Your instructions: Write out every entry precisely as given, leaving the pictures out.

^^^^

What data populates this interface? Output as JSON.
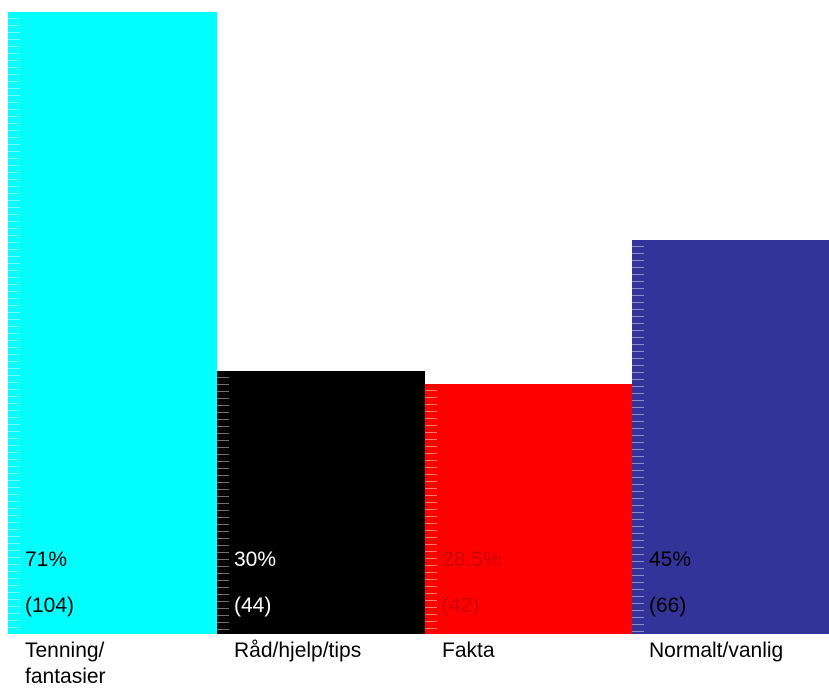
{
  "chart_data": {
    "type": "bar",
    "categories": [
      "Tenning/\nfantasier",
      "Råd/hjelp/tips",
      "Fakta",
      "Normalt/vanlig"
    ],
    "values": [
      71,
      30,
      28.5,
      45
    ],
    "value_labels": [
      "71%",
      "30%",
      "28,5%",
      "45%"
    ],
    "count_labels": [
      "(104)",
      "(44)",
      "(42)",
      "(66)"
    ],
    "colors": [
      "#00ffff",
      "#000000",
      "#ff0000",
      "#333399"
    ],
    "label_colors": [
      "#000000",
      "#ffffff",
      "#cc0000",
      "#000000"
    ],
    "ylim": [
      0,
      71
    ],
    "title": "",
    "xlabel": "",
    "ylabel": "",
    "grid": false,
    "legend": "none"
  }
}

^^^^

Solved problem:
What data populates this interface? Output as JSON.
{
  "chart_data": {
    "type": "bar",
    "categories": [
      "Tenning/\nfantasier",
      "Råd/hjelp/tips",
      "Fakta",
      "Normalt/vanlig"
    ],
    "values": [
      71,
      30,
      28.5,
      45
    ],
    "value_labels": [
      "71%",
      "30%",
      "28,5%",
      "45%"
    ],
    "count_labels": [
      "(104)",
      "(44)",
      "(42)",
      "(66)"
    ],
    "colors": [
      "#00ffff",
      "#000000",
      "#ff0000",
      "#333399"
    ],
    "label_colors": [
      "#000000",
      "#ffffff",
      "#cc0000",
      "#000000"
    ],
    "ylim": [
      0,
      71
    ],
    "title": "",
    "xlabel": "",
    "ylabel": "",
    "grid": false,
    "legend": "none"
  }
}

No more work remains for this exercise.